## PROBLEM DETAILS
Omit every image, and transcribe the remaining entries exactly as given.

-- START INFORMATION SUPPLIED --

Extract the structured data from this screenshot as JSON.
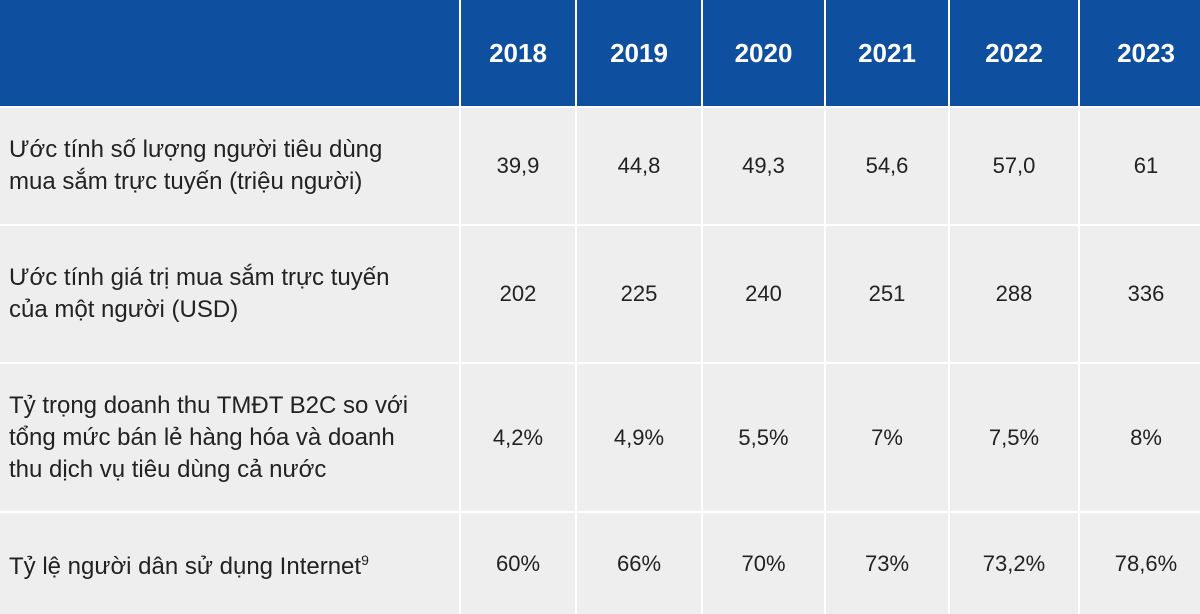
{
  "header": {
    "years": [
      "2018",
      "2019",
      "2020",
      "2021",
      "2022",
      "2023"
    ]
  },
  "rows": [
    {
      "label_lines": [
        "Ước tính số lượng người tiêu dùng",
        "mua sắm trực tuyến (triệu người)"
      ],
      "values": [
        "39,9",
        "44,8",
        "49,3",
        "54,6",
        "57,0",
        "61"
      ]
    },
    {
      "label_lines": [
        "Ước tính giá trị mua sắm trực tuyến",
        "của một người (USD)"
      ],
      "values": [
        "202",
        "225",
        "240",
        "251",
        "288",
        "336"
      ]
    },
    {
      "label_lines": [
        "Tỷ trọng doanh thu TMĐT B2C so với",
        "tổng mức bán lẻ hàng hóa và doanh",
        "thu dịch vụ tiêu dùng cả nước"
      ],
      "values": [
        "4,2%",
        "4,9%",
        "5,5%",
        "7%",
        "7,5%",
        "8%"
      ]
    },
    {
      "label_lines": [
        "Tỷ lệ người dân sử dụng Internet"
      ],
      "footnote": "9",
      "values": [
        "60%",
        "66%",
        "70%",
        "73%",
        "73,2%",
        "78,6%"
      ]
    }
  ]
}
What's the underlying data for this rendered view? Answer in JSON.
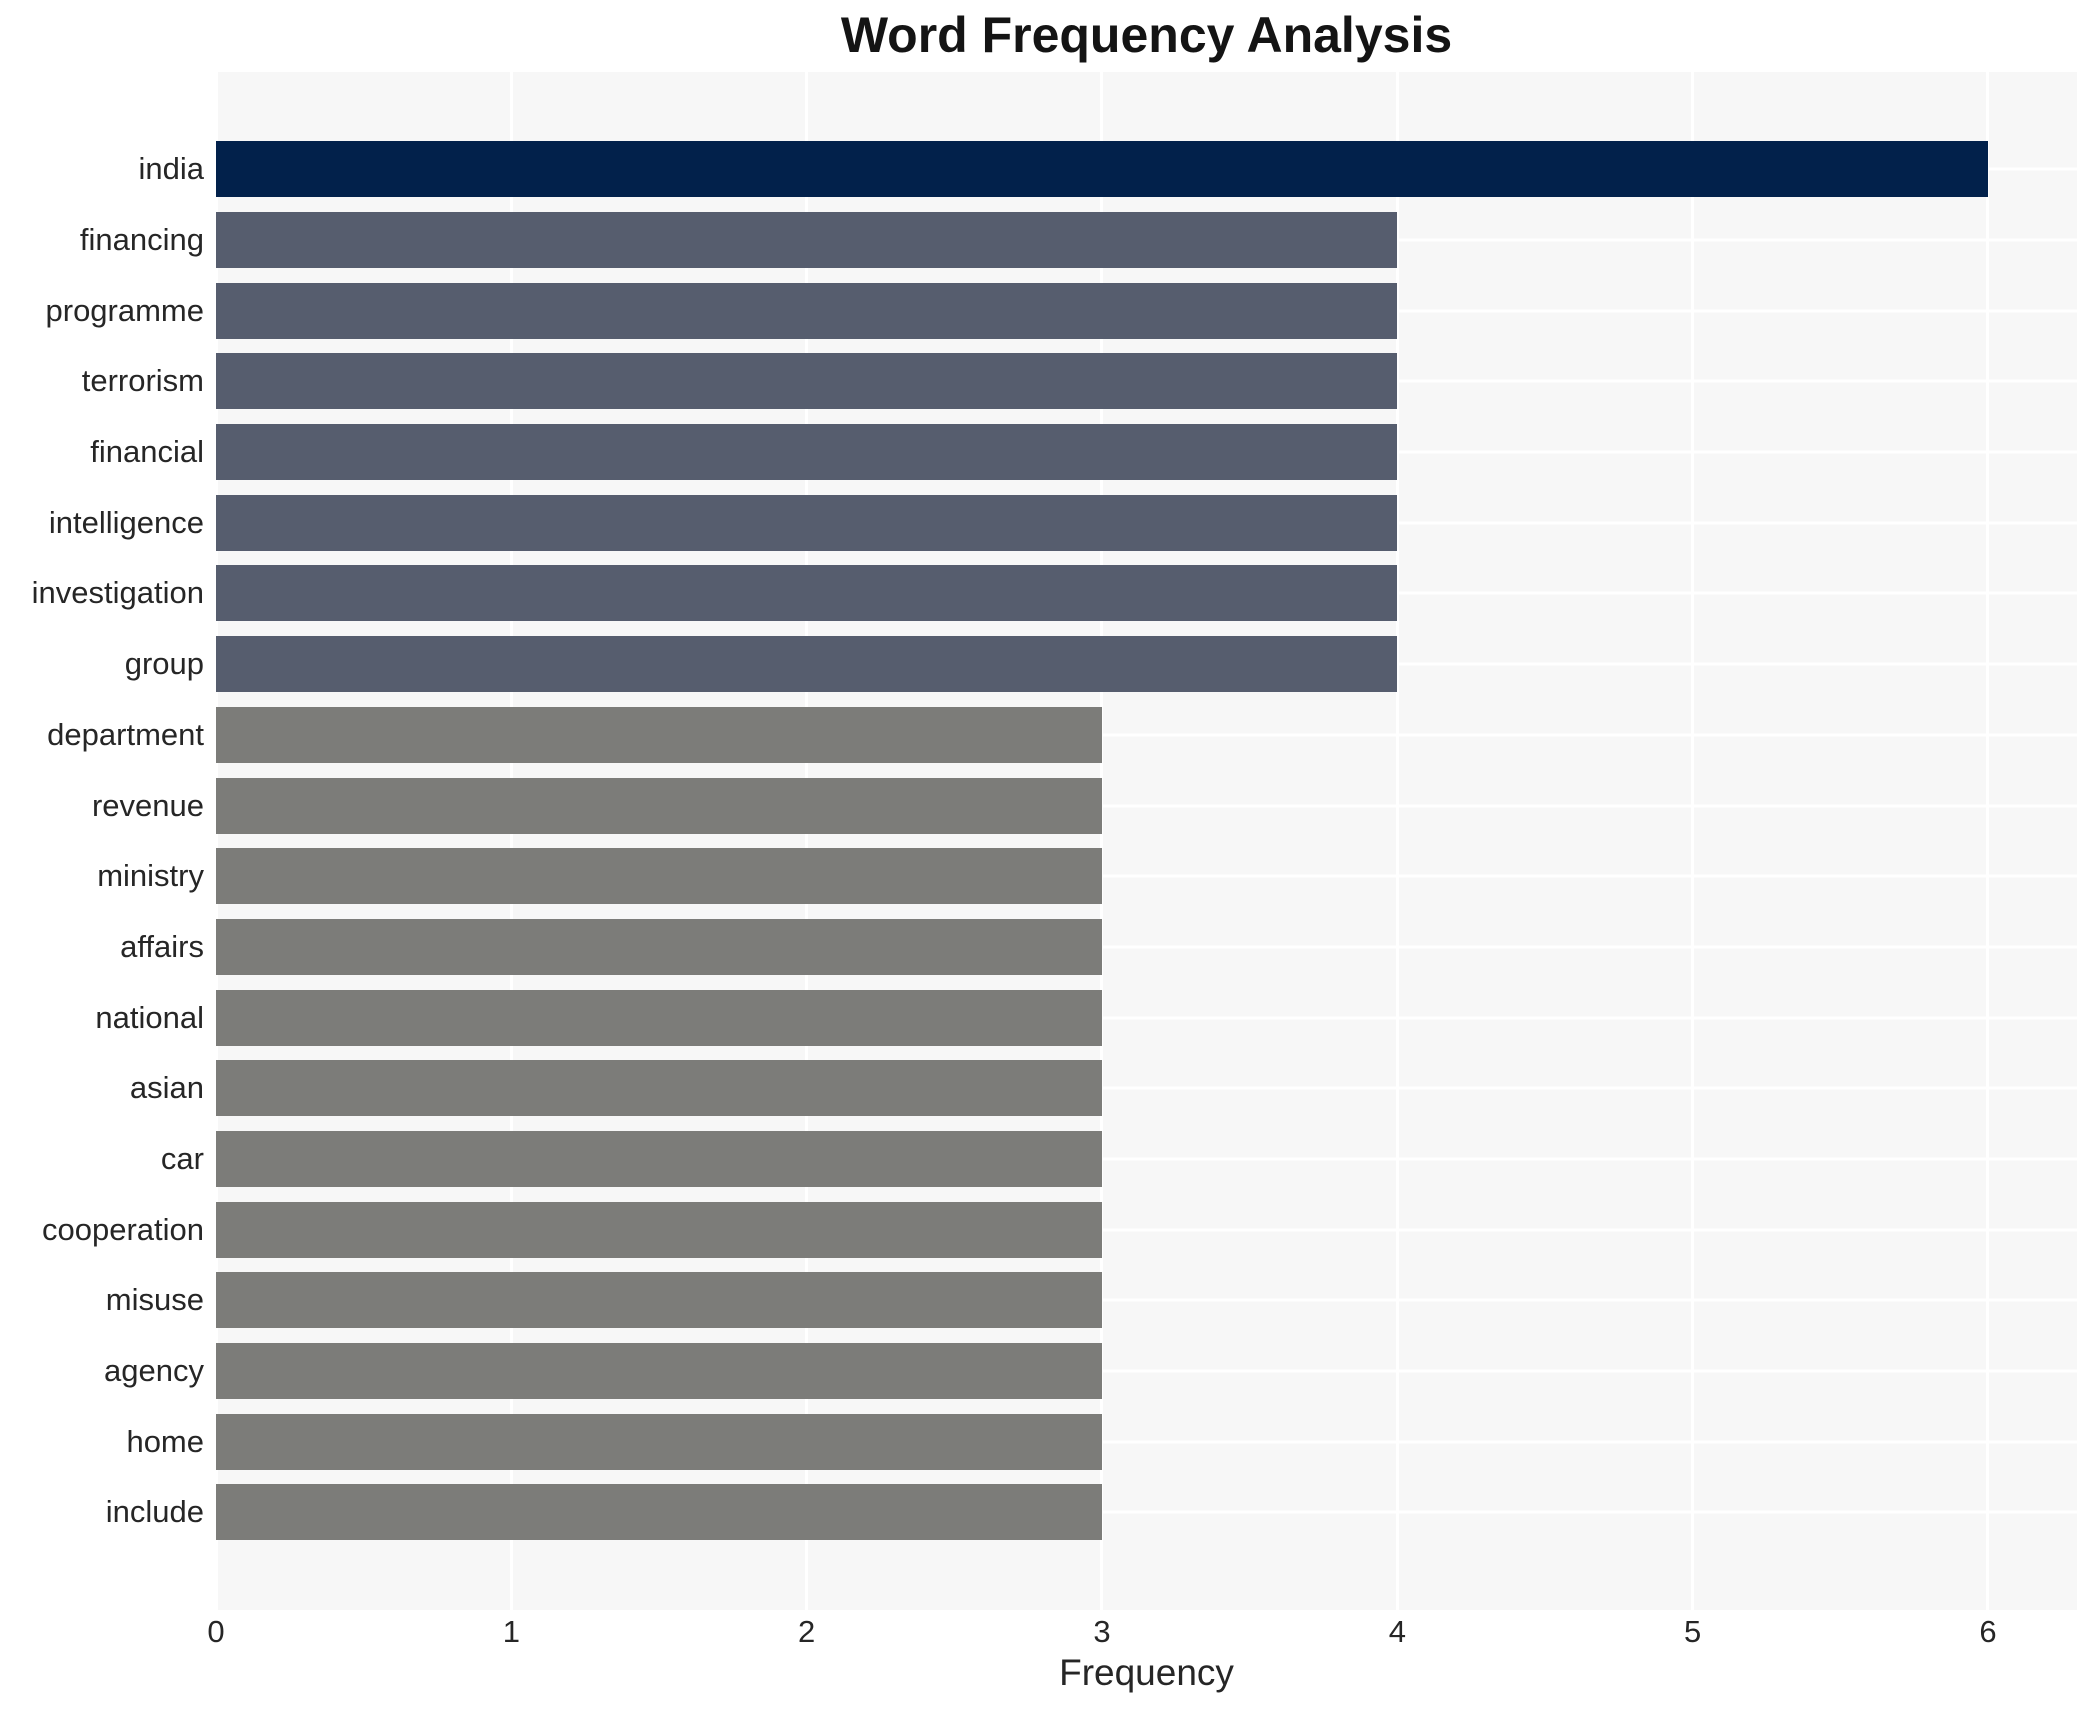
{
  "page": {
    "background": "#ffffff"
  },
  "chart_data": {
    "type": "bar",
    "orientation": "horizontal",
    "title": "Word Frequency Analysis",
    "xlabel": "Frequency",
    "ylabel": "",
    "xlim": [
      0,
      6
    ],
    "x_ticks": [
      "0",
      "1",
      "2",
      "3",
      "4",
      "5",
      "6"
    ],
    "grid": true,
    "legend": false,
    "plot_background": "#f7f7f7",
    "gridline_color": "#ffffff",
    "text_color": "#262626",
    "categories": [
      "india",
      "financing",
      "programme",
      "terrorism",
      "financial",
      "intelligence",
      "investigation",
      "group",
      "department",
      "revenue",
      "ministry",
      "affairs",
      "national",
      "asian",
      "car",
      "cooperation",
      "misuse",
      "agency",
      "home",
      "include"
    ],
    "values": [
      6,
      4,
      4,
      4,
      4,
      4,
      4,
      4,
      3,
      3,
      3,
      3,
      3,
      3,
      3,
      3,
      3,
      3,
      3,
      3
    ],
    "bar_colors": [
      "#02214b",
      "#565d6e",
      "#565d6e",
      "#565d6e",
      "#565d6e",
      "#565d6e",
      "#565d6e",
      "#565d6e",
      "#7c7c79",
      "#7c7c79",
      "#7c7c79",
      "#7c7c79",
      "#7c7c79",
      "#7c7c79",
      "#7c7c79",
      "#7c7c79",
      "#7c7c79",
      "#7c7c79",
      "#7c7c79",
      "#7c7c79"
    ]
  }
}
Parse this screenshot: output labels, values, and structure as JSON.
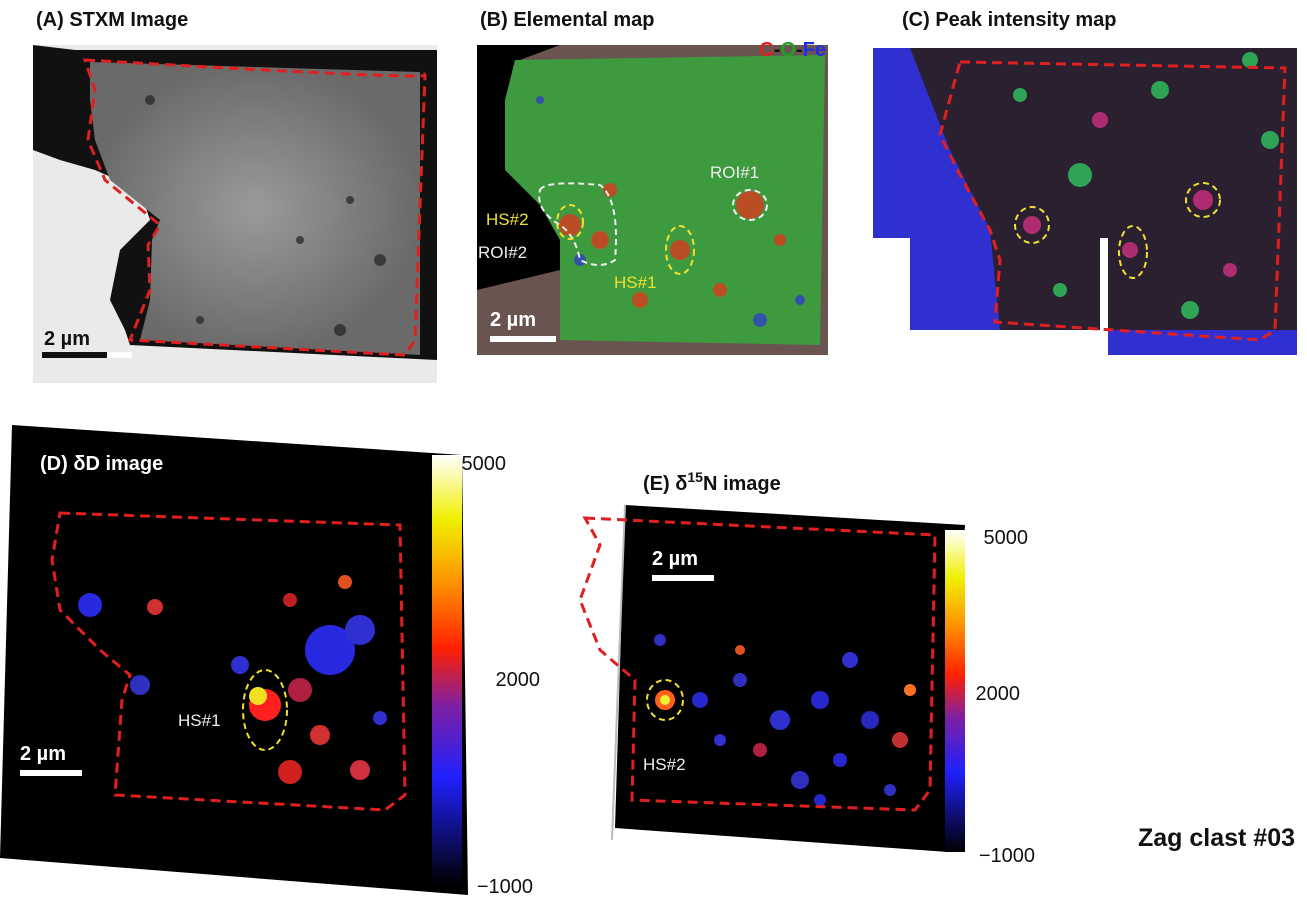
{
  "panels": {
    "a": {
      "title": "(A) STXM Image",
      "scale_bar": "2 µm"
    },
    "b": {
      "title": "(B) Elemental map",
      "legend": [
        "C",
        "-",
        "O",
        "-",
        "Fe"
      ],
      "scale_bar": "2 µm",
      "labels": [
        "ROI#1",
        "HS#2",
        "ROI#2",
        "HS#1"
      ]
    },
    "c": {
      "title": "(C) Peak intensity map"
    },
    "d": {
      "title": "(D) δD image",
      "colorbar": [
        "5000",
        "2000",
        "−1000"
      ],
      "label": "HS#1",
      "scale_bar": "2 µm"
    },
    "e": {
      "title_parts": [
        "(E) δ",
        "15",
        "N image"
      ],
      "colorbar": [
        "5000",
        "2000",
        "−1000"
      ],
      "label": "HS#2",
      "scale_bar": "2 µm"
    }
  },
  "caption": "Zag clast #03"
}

-- END INFORMATION SUPPLIED --

## SOLUTION BELOW
Extract the structured data from this screenshot as JSON.
{
  "header": {
    "years": [
      "2018",
      "2019",
      "2020",
      "2021",
      "2022",
      "2023"
    ]
  },
  "rows": [
    {
      "label_lines": [
        "Ước tính số lượng người tiêu dùng",
        "mua sắm trực tuyến (triệu người)"
      ],
      "values": [
        "39,9",
        "44,8",
        "49,3",
        "54,6",
        "57,0",
        "61"
      ]
    },
    {
      "label_lines": [
        "Ước tính giá trị mua sắm trực tuyến",
        "của một người (USD)"
      ],
      "values": [
        "202",
        "225",
        "240",
        "251",
        "288",
        "336"
      ]
    },
    {
      "label_lines": [
        "Tỷ trọng doanh thu TMĐT B2C so với",
        "tổng mức bán lẻ hàng hóa và doanh",
        "thu dịch vụ tiêu dùng cả nước"
      ],
      "values": [
        "4,2%",
        "4,9%",
        "5,5%",
        "7%",
        "7,5%",
        "8%"
      ]
    },
    {
      "label_lines": [
        "Tỷ lệ người dân sử dụng Internet"
      ],
      "footnote": "9",
      "values": [
        "60%",
        "66%",
        "70%",
        "73%",
        "73,2%",
        "78,6%"
      ]
    }
  ]
}
What's the underlying data for this rendered view? Answer in JSON.
{
  "page": {
    "background": "#ffffff"
  },
  "chart_data": {
    "type": "bar",
    "orientation": "horizontal",
    "title": "Word Frequency Analysis",
    "xlabel": "Frequency",
    "ylabel": "",
    "xlim": [
      0,
      6
    ],
    "x_ticks": [
      "0",
      "1",
      "2",
      "3",
      "4",
      "5",
      "6"
    ],
    "grid": true,
    "legend": false,
    "plot_background": "#f7f7f7",
    "gridline_color": "#ffffff",
    "text_color": "#262626",
    "categories": [
      "india",
      "financing",
      "programme",
      "terrorism",
      "financial",
      "intelligence",
      "investigation",
      "group",
      "department",
      "revenue",
      "ministry",
      "affairs",
      "national",
      "asian",
      "car",
      "cooperation",
      "misuse",
      "agency",
      "home",
      "include"
    ],
    "values": [
      6,
      4,
      4,
      4,
      4,
      4,
      4,
      4,
      3,
      3,
      3,
      3,
      3,
      3,
      3,
      3,
      3,
      3,
      3,
      3
    ],
    "bar_colors": [
      "#02214b",
      "#565d6e",
      "#565d6e",
      "#565d6e",
      "#565d6e",
      "#565d6e",
      "#565d6e",
      "#565d6e",
      "#7c7c79",
      "#7c7c79",
      "#7c7c79",
      "#7c7c79",
      "#7c7c79",
      "#7c7c79",
      "#7c7c79",
      "#7c7c79",
      "#7c7c79",
      "#7c7c79",
      "#7c7c79",
      "#7c7c79"
    ]
  }
}
Parse this screenshot: output labels, values, and structure as JSON.
{
  "panels": {
    "a": {
      "title": "(A) STXM Image",
      "scale_bar": "2 µm"
    },
    "b": {
      "title": "(B) Elemental map",
      "legend": [
        "C",
        "-",
        "O",
        "-",
        "Fe"
      ],
      "scale_bar": "2 µm",
      "labels": [
        "ROI#1",
        "HS#2",
        "ROI#2",
        "HS#1"
      ]
    },
    "c": {
      "title": "(C) Peak intensity map"
    },
    "d": {
      "title": "(D) δD image",
      "colorbar": [
        "5000",
        "2000",
        "−1000"
      ],
      "label": "HS#1",
      "scale_bar": "2 µm"
    },
    "e": {
      "title_parts": [
        "(E) δ",
        "15",
        "N image"
      ],
      "colorbar": [
        "5000",
        "2000",
        "−1000"
      ],
      "label": "HS#2",
      "scale_bar": "2 µm"
    }
  },
  "caption": "Zag clast #03"
}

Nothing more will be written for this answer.